### [Provided data]

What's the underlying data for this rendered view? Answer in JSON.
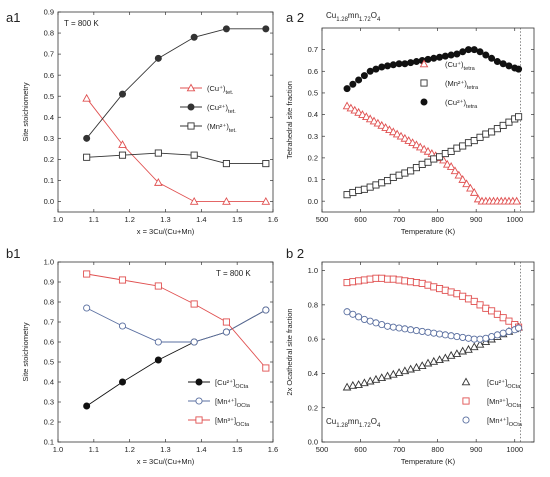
{
  "chart_data": [
    {
      "id": "a1",
      "type": "line",
      "panel_label": "a1",
      "annotation": "T = 800 K",
      "xlabel": "x = 3Cu/(Cu+Mn)",
      "ylabel": "Site stoichiometry",
      "xlim": [
        1.0,
        1.6
      ],
      "ylim": [
        -0.05,
        0.9
      ],
      "xticks": [
        1.0,
        1.1,
        1.2,
        1.3,
        1.4,
        1.5,
        1.6
      ],
      "yticks": [
        0.0,
        0.1,
        0.2,
        0.3,
        0.4,
        0.5,
        0.6,
        0.7,
        0.8,
        0.9
      ],
      "x_tick_labels": [
        "1.0",
        "1.1",
        "1.2",
        "1.3",
        "1.4",
        "1.5",
        "1.6"
      ],
      "y_tick_labels": [
        "0.0",
        "0.1",
        "0.2",
        "0.3",
        "0.4",
        "0.5",
        "0.6",
        "0.7",
        "0.8",
        "0.9"
      ],
      "legend_position": "right-middle",
      "series": [
        {
          "name": "(Cu⁺)tet.",
          "color": "#e05050",
          "marker": "triangle-open",
          "x": [
            1.08,
            1.18,
            1.28,
            1.38,
            1.47,
            1.58
          ],
          "y": [
            0.49,
            0.27,
            0.09,
            0.0,
            0.0,
            0.0
          ]
        },
        {
          "name": "(Cu²⁺)tet.",
          "color": "#333333",
          "marker": "circle-filled",
          "x": [
            1.08,
            1.18,
            1.28,
            1.38,
            1.47,
            1.58
          ],
          "y": [
            0.3,
            0.51,
            0.68,
            0.78,
            0.82,
            0.82
          ]
        },
        {
          "name": "(Mn²⁺)tet.",
          "color": "#333333",
          "marker": "square-open",
          "x": [
            1.08,
            1.18,
            1.28,
            1.38,
            1.47,
            1.58
          ],
          "y": [
            0.21,
            0.22,
            0.23,
            0.22,
            0.18,
            0.18
          ]
        }
      ]
    },
    {
      "id": "a2",
      "type": "scatter",
      "panel_label": "a 2",
      "annotation": "Cu1.28mn1.72O4",
      "xlabel": "Temperature (K)",
      "ylabel": "Tetrahedral site fraction",
      "xlim": [
        500,
        1050
      ],
      "ylim": [
        -0.05,
        0.8
      ],
      "xticks": [
        500,
        600,
        700,
        800,
        900,
        1000
      ],
      "yticks": [
        0.0,
        0.1,
        0.2,
        0.3,
        0.4,
        0.5,
        0.6,
        0.7
      ],
      "x_tick_labels": [
        "500",
        "600",
        "700",
        "800",
        "900",
        "1000"
      ],
      "y_tick_labels": [
        "0.0",
        "0.1",
        "0.2",
        "0.3",
        "0.4",
        "0.5",
        "0.6",
        "0.7"
      ],
      "vline": 1015,
      "legend_position": "center",
      "series": [
        {
          "name": "(Cu⁺)tetra",
          "color": "#e05050",
          "marker": "triangle-open",
          "x": [
            565,
            575,
            585,
            595,
            605,
            615,
            625,
            635,
            645,
            655,
            665,
            675,
            685,
            695,
            705,
            715,
            725,
            735,
            745,
            755,
            765,
            775,
            785,
            795,
            805,
            815,
            825,
            835,
            845,
            855,
            865,
            875,
            885,
            895,
            905,
            915,
            925,
            935,
            945,
            955,
            965,
            975,
            985,
            995,
            1005
          ],
          "y": [
            0.44,
            0.43,
            0.42,
            0.41,
            0.4,
            0.39,
            0.38,
            0.37,
            0.36,
            0.35,
            0.34,
            0.33,
            0.32,
            0.31,
            0.3,
            0.29,
            0.28,
            0.27,
            0.26,
            0.25,
            0.24,
            0.23,
            0.22,
            0.21,
            0.2,
            0.19,
            0.17,
            0.16,
            0.14,
            0.12,
            0.1,
            0.08,
            0.06,
            0.04,
            0.01,
            0.0,
            0.0,
            0.0,
            0.0,
            0.0,
            0.0,
            0.0,
            0.0,
            0.0,
            0.0
          ]
        },
        {
          "name": "(Mn²⁺)tetra",
          "color": "#333333",
          "marker": "square-open",
          "x": [
            565,
            580,
            595,
            610,
            625,
            640,
            655,
            670,
            685,
            700,
            715,
            730,
            745,
            760,
            775,
            790,
            805,
            820,
            835,
            850,
            865,
            880,
            895,
            910,
            925,
            940,
            955,
            970,
            985,
            1000,
            1010
          ],
          "y": [
            0.03,
            0.04,
            0.05,
            0.055,
            0.065,
            0.075,
            0.085,
            0.095,
            0.11,
            0.12,
            0.13,
            0.14,
            0.155,
            0.17,
            0.18,
            0.195,
            0.205,
            0.22,
            0.23,
            0.245,
            0.255,
            0.27,
            0.28,
            0.295,
            0.31,
            0.32,
            0.335,
            0.35,
            0.365,
            0.38,
            0.39
          ]
        },
        {
          "name": "(Cu²⁺)tetra",
          "color": "#111111",
          "marker": "circle-filled",
          "x": [
            565,
            580,
            595,
            610,
            625,
            640,
            655,
            670,
            685,
            700,
            715,
            730,
            745,
            760,
            775,
            790,
            805,
            820,
            835,
            850,
            865,
            880,
            895,
            910,
            925,
            940,
            955,
            970,
            985,
            1000,
            1010
          ],
          "y": [
            0.52,
            0.54,
            0.56,
            0.58,
            0.6,
            0.61,
            0.62,
            0.625,
            0.63,
            0.635,
            0.635,
            0.64,
            0.645,
            0.65,
            0.655,
            0.66,
            0.665,
            0.67,
            0.675,
            0.68,
            0.69,
            0.7,
            0.7,
            0.69,
            0.675,
            0.66,
            0.645,
            0.635,
            0.625,
            0.615,
            0.61
          ]
        }
      ]
    },
    {
      "id": "b1",
      "type": "line",
      "panel_label": "b1",
      "annotation": "T = 800 K",
      "xlabel": "x = 3Cu/(Cu+Mn)",
      "ylabel": "Site stoichiometry",
      "xlim": [
        1.0,
        1.6
      ],
      "ylim": [
        0.1,
        1.0
      ],
      "xticks": [
        1.0,
        1.1,
        1.2,
        1.3,
        1.4,
        1.5,
        1.6
      ],
      "yticks": [
        0.1,
        0.2,
        0.3,
        0.4,
        0.5,
        0.6,
        0.7,
        0.8,
        0.9,
        1.0
      ],
      "x_tick_labels": [
        "1.0",
        "1.1",
        "1.2",
        "1.3",
        "1.4",
        "1.5",
        "1.6"
      ],
      "y_tick_labels": [
        "0.1",
        "0.2",
        "0.3",
        "0.4",
        "0.5",
        "0.6",
        "0.7",
        "0.8",
        "0.9",
        "1.0"
      ],
      "legend_position": "bottom-right",
      "series": [
        {
          "name": "[Cu²⁺]OCta",
          "color": "#111111",
          "marker": "circle-filled",
          "x": [
            1.08,
            1.18,
            1.28,
            1.38,
            1.47,
            1.58
          ],
          "y": [
            0.28,
            0.4,
            0.51,
            0.6,
            0.65,
            0.76
          ]
        },
        {
          "name": "[Mn⁴⁺]OCta",
          "color": "#5a6fa0",
          "marker": "circle-open",
          "x": [
            1.08,
            1.18,
            1.28,
            1.38,
            1.47,
            1.58
          ],
          "y": [
            0.77,
            0.68,
            0.6,
            0.6,
            0.65,
            0.76
          ]
        },
        {
          "name": "[Mn³⁺]OCta",
          "color": "#e05050",
          "marker": "square-open",
          "x": [
            1.08,
            1.18,
            1.28,
            1.38,
            1.47,
            1.58
          ],
          "y": [
            0.94,
            0.91,
            0.88,
            0.79,
            0.7,
            0.47
          ]
        }
      ]
    },
    {
      "id": "b2",
      "type": "scatter",
      "panel_label": "b 2",
      "annotation": "Cu1.28mn1.72O4",
      "xlabel": "Temperature (K)",
      "ylabel": "2x Ocathedral site fraction",
      "xlim": [
        500,
        1050
      ],
      "ylim": [
        0.0,
        1.05
      ],
      "xticks": [
        500,
        600,
        700,
        800,
        900,
        1000
      ],
      "yticks": [
        0.0,
        0.2,
        0.4,
        0.6,
        0.8,
        1.0
      ],
      "x_tick_labels": [
        "500",
        "600",
        "700",
        "800",
        "900",
        "1000"
      ],
      "y_tick_labels": [
        "0.0",
        "0.2",
        "0.4",
        "0.6",
        "0.8",
        "1.0"
      ],
      "vline": 1015,
      "legend_position": "bottom-right",
      "series": [
        {
          "name": "[Cu²⁺]OCta",
          "color": "#333333",
          "marker": "triangle-open",
          "x": [
            565,
            580,
            595,
            610,
            625,
            640,
            655,
            670,
            685,
            700,
            715,
            730,
            745,
            760,
            775,
            790,
            805,
            820,
            835,
            850,
            865,
            880,
            895,
            910,
            925,
            940,
            955,
            970,
            985,
            1000,
            1010
          ],
          "y": [
            0.32,
            0.33,
            0.335,
            0.345,
            0.355,
            0.365,
            0.375,
            0.385,
            0.395,
            0.405,
            0.415,
            0.425,
            0.435,
            0.445,
            0.46,
            0.47,
            0.48,
            0.49,
            0.505,
            0.515,
            0.53,
            0.54,
            0.555,
            0.57,
            0.585,
            0.6,
            0.615,
            0.63,
            0.645,
            0.66,
            0.67
          ]
        },
        {
          "name": "[Mn³⁺]OCta",
          "color": "#e05050",
          "marker": "square-open",
          "x": [
            565,
            580,
            595,
            610,
            625,
            640,
            655,
            670,
            685,
            700,
            715,
            730,
            745,
            760,
            775,
            790,
            805,
            820,
            835,
            850,
            865,
            880,
            895,
            910,
            925,
            940,
            955,
            970,
            985,
            1000,
            1010
          ],
          "y": [
            0.93,
            0.935,
            0.94,
            0.945,
            0.95,
            0.955,
            0.955,
            0.95,
            0.95,
            0.945,
            0.94,
            0.935,
            0.93,
            0.925,
            0.915,
            0.905,
            0.895,
            0.885,
            0.875,
            0.865,
            0.85,
            0.835,
            0.82,
            0.8,
            0.78,
            0.765,
            0.745,
            0.725,
            0.705,
            0.685,
            0.67
          ]
        },
        {
          "name": "[Mn⁴⁺]OCta",
          "color": "#5a6fa0",
          "marker": "circle-open",
          "x": [
            565,
            580,
            595,
            610,
            625,
            640,
            655,
            670,
            685,
            700,
            715,
            730,
            745,
            760,
            775,
            790,
            805,
            820,
            835,
            850,
            865,
            880,
            895,
            910,
            925,
            940,
            955,
            970,
            985,
            1000,
            1010
          ],
          "y": [
            0.76,
            0.745,
            0.73,
            0.715,
            0.705,
            0.695,
            0.685,
            0.675,
            0.67,
            0.665,
            0.66,
            0.655,
            0.65,
            0.645,
            0.64,
            0.635,
            0.63,
            0.625,
            0.62,
            0.615,
            0.61,
            0.605,
            0.6,
            0.6,
            0.605,
            0.615,
            0.625,
            0.635,
            0.645,
            0.655,
            0.665
          ]
        }
      ]
    }
  ]
}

### [What is asked]
Of the lines in the material, how many include "fraction"? Respond with the number alone.

### [Response to this exercise]
2